### TASK DATA

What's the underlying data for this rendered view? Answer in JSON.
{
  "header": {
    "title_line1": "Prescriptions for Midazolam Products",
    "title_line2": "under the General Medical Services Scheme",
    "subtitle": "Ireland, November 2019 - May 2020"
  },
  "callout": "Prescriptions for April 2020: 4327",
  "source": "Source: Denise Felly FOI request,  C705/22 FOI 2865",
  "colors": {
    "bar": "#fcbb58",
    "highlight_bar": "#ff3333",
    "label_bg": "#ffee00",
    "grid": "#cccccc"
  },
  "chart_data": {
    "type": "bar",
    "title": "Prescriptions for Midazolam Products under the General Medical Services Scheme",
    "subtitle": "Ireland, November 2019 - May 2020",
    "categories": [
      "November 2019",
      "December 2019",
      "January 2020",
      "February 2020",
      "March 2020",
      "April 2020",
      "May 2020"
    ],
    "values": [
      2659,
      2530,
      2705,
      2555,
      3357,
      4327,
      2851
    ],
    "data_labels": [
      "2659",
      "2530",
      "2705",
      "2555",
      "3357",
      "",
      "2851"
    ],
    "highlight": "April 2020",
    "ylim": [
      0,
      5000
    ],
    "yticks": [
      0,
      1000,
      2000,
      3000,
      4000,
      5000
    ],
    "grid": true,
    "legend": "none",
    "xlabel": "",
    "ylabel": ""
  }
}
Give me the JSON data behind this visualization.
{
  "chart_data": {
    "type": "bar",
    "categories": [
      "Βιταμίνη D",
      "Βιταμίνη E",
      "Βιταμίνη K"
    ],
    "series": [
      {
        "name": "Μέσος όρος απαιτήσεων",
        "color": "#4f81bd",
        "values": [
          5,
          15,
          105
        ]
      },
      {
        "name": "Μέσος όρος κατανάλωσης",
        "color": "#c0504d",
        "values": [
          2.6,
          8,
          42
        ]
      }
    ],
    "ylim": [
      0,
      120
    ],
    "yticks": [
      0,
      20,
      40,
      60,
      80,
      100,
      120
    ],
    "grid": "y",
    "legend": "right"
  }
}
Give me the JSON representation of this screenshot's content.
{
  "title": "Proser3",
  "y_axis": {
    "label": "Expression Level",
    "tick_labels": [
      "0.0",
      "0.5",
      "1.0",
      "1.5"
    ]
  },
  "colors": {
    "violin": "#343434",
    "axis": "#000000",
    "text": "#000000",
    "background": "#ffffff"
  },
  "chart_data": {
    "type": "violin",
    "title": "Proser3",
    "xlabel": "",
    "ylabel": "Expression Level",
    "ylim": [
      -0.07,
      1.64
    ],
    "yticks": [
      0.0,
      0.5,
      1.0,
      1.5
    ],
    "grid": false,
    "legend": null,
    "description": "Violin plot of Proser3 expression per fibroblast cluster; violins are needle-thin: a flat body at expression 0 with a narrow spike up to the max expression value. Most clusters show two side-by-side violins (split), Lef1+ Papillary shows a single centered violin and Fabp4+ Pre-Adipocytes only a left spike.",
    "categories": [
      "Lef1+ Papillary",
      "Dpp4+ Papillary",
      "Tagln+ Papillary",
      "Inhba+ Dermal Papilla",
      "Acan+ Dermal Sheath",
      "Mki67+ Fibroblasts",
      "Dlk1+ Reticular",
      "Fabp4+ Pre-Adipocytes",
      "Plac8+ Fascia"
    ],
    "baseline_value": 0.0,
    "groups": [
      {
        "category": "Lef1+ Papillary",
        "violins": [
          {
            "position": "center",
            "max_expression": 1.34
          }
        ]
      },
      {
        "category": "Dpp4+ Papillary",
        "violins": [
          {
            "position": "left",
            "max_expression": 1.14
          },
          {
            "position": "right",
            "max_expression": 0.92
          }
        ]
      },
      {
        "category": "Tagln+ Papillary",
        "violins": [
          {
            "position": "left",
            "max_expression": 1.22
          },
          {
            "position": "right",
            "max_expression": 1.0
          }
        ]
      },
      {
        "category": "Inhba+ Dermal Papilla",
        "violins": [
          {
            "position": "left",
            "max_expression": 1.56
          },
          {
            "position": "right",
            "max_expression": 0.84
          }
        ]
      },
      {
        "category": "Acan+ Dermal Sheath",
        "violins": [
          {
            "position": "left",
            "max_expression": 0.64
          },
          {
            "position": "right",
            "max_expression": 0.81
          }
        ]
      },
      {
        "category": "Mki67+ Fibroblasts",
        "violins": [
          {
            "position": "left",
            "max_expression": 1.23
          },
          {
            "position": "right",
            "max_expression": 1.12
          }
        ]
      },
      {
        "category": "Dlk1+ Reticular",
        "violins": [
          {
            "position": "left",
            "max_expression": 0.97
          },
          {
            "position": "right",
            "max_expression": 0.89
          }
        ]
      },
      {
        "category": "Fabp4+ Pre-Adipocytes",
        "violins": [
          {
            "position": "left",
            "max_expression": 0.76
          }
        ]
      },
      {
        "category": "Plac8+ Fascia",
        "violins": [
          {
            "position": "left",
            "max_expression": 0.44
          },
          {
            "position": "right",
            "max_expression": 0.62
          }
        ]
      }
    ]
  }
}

######

GIVEN REQUEST: Write down every line of the data exactly as it appears above.

TASK OUTPUT:
What's the underlying data for this rendered view? Answer in JSON.
{
  "header": {
    "title_line1": "Prescriptions for Midazolam Products",
    "title_line2": "under the General Medical Services Scheme",
    "subtitle": "Ireland, November 2019 - May 2020"
  },
  "callout": "Prescriptions for April 2020: 4327",
  "source": "Source: Denise Felly FOI request,  C705/22 FOI 2865",
  "colors": {
    "bar": "#fcbb58",
    "highlight_bar": "#ff3333",
    "label_bg": "#ffee00",
    "grid": "#cccccc"
  },
  "chart_data": {
    "type": "bar",
    "title": "Prescriptions for Midazolam Products under the General Medical Services Scheme",
    "subtitle": "Ireland, November 2019 - May 2020",
    "categories": [
      "November 2019",
      "December 2019",
      "January 2020",
      "February 2020",
      "March 2020",
      "April 2020",
      "May 2020"
    ],
    "values": [
      2659,
      2530,
      2705,
      2555,
      3357,
      4327,
      2851
    ],
    "data_labels": [
      "2659",
      "2530",
      "2705",
      "2555",
      "3357",
      "",
      "2851"
    ],
    "highlight": "April 2020",
    "ylim": [
      0,
      5000
    ],
    "yticks": [
      0,
      1000,
      2000,
      3000,
      4000,
      5000
    ],
    "grid": true,
    "legend": "none",
    "xlabel": "",
    "ylabel": ""
  }
}
Give me the JSON data behind this visualization.
{
  "chart_data": {
    "type": "bar",
    "categories": [
      "Βιταμίνη D",
      "Βιταμίνη E",
      "Βιταμίνη K"
    ],
    "series": [
      {
        "name": "Μέσος όρος απαιτήσεων",
        "color": "#4f81bd",
        "values": [
          5,
          15,
          105
        ]
      },
      {
        "name": "Μέσος όρος κατανάλωσης",
        "color": "#c0504d",
        "values": [
          2.6,
          8,
          42
        ]
      }
    ],
    "ylim": [
      0,
      120
    ],
    "yticks": [
      0,
      20,
      40,
      60,
      80,
      100,
      120
    ],
    "grid": "y",
    "legend": "right"
  }
}
Give me the JSON representation of this screenshot's content.
{
  "title": "Proser3",
  "y_axis": {
    "label": "Expression Level",
    "tick_labels": [
      "0.0",
      "0.5",
      "1.0",
      "1.5"
    ]
  },
  "colors": {
    "violin": "#343434",
    "axis": "#000000",
    "text": "#000000",
    "background": "#ffffff"
  },
  "chart_data": {
    "type": "violin",
    "title": "Proser3",
    "xlabel": "",
    "ylabel": "Expression Level",
    "ylim": [
      -0.07,
      1.64
    ],
    "yticks": [
      0.0,
      0.5,
      1.0,
      1.5
    ],
    "grid": false,
    "legend": null,
    "description": "Violin plot of Proser3 expression per fibroblast cluster; violins are needle-thin: a flat body at expression 0 with a narrow spike up to the max expression value. Most clusters show two side-by-side violins (split), Lef1+ Papillary shows a single centered violin and Fabp4+ Pre-Adipocytes only a left spike.",
    "categories": [
      "Lef1+ Papillary",
      "Dpp4+ Papillary",
      "Tagln+ Papillary",
      "Inhba+ Dermal Papilla",
      "Acan+ Dermal Sheath",
      "Mki67+ Fibroblasts",
      "Dlk1+ Reticular",
      "Fabp4+ Pre-Adipocytes",
      "Plac8+ Fascia"
    ],
    "baseline_value": 0.0,
    "groups": [
      {
        "category": "Lef1+ Papillary",
        "violins": [
          {
            "position": "center",
            "max_expression": 1.34
          }
        ]
      },
      {
        "category": "Dpp4+ Papillary",
        "violins": [
          {
            "position": "left",
            "max_expression": 1.14
          },
          {
            "position": "right",
            "max_expression": 0.92
          }
        ]
      },
      {
        "category": "Tagln+ Papillary",
        "violins": [
          {
            "position": "left",
            "max_expression": 1.22
          },
          {
            "position": "right",
            "max_expression": 1.0
          }
        ]
      },
      {
        "category": "Inhba+ Dermal Papilla",
        "violins": [
          {
            "position": "left",
            "max_expression": 1.56
          },
          {
            "position": "right",
            "max_expression": 0.84
          }
        ]
      },
      {
        "category": "Acan+ Dermal Sheath",
        "violins": [
          {
            "position": "left",
            "max_expression": 0.64
          },
          {
            "position": "right",
            "max_expression": 0.81
          }
        ]
      },
      {
        "category": "Mki67+ Fibroblasts",
        "violins": [
          {
            "position": "left",
            "max_expression": 1.23
          },
          {
            "position": "right",
            "max_expression": 1.12
          }
        ]
      },
      {
        "category": "Dlk1+ Reticular",
        "violins": [
          {
            "position": "left",
            "max_expression": 0.97
          },
          {
            "position": "right",
            "max_expression": 0.89
          }
        ]
      },
      {
        "category": "Fabp4+ Pre-Adipocytes",
        "violins": [
          {
            "position": "left",
            "max_expression": 0.76
          }
        ]
      },
      {
        "category": "Plac8+ Fascia",
        "violins": [
          {
            "position": "left",
            "max_expression": 0.44
          },
          {
            "position": "right",
            "max_expression": 0.62
          }
        ]
      }
    ]
  }
}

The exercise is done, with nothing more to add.